• [Work instructions]: From the listing below, work out how many lines contain "text". Reply with that number only.
···
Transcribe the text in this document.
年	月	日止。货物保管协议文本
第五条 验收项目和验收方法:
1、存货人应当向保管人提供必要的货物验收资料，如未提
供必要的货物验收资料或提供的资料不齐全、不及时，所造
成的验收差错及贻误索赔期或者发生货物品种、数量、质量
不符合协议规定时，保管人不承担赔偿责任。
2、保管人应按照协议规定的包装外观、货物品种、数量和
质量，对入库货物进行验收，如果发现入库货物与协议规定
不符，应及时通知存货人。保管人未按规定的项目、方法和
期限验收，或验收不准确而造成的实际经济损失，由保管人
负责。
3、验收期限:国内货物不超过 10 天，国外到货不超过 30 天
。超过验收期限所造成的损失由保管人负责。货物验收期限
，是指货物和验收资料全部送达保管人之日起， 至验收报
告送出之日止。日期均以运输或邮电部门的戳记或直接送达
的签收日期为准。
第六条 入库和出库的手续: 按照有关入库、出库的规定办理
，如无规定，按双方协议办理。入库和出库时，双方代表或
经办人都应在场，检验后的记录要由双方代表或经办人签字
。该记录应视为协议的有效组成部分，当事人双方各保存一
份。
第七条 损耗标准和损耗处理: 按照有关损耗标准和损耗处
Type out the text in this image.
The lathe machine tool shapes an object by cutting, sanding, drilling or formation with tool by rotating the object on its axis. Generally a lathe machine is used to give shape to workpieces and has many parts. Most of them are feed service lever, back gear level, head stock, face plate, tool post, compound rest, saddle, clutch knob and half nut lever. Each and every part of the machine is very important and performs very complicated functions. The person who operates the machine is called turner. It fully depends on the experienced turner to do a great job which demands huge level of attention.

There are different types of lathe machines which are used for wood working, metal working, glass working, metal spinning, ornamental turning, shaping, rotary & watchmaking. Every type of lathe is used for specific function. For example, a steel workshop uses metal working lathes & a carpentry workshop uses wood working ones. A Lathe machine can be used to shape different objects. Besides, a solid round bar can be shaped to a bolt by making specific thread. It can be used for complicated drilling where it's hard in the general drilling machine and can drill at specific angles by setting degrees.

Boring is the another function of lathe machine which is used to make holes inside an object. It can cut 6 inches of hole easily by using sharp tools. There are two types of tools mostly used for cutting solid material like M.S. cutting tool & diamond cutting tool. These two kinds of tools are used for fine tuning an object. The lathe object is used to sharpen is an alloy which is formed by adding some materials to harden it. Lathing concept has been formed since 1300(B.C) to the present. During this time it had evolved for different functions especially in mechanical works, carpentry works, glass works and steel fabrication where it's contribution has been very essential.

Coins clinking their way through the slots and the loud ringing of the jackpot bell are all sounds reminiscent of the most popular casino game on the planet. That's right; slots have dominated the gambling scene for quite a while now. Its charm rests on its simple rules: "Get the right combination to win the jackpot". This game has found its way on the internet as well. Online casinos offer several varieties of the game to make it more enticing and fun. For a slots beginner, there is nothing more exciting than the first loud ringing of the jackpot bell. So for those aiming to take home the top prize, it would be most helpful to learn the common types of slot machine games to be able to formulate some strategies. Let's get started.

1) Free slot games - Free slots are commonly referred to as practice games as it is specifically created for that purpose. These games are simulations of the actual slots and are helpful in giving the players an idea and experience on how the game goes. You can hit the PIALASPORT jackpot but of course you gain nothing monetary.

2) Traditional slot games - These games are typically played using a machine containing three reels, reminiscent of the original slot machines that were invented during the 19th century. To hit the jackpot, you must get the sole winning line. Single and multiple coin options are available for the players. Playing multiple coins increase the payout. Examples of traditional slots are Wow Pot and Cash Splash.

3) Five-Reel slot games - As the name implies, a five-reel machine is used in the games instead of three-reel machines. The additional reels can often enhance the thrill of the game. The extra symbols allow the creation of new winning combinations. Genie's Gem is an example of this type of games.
···
• [Final result]: 2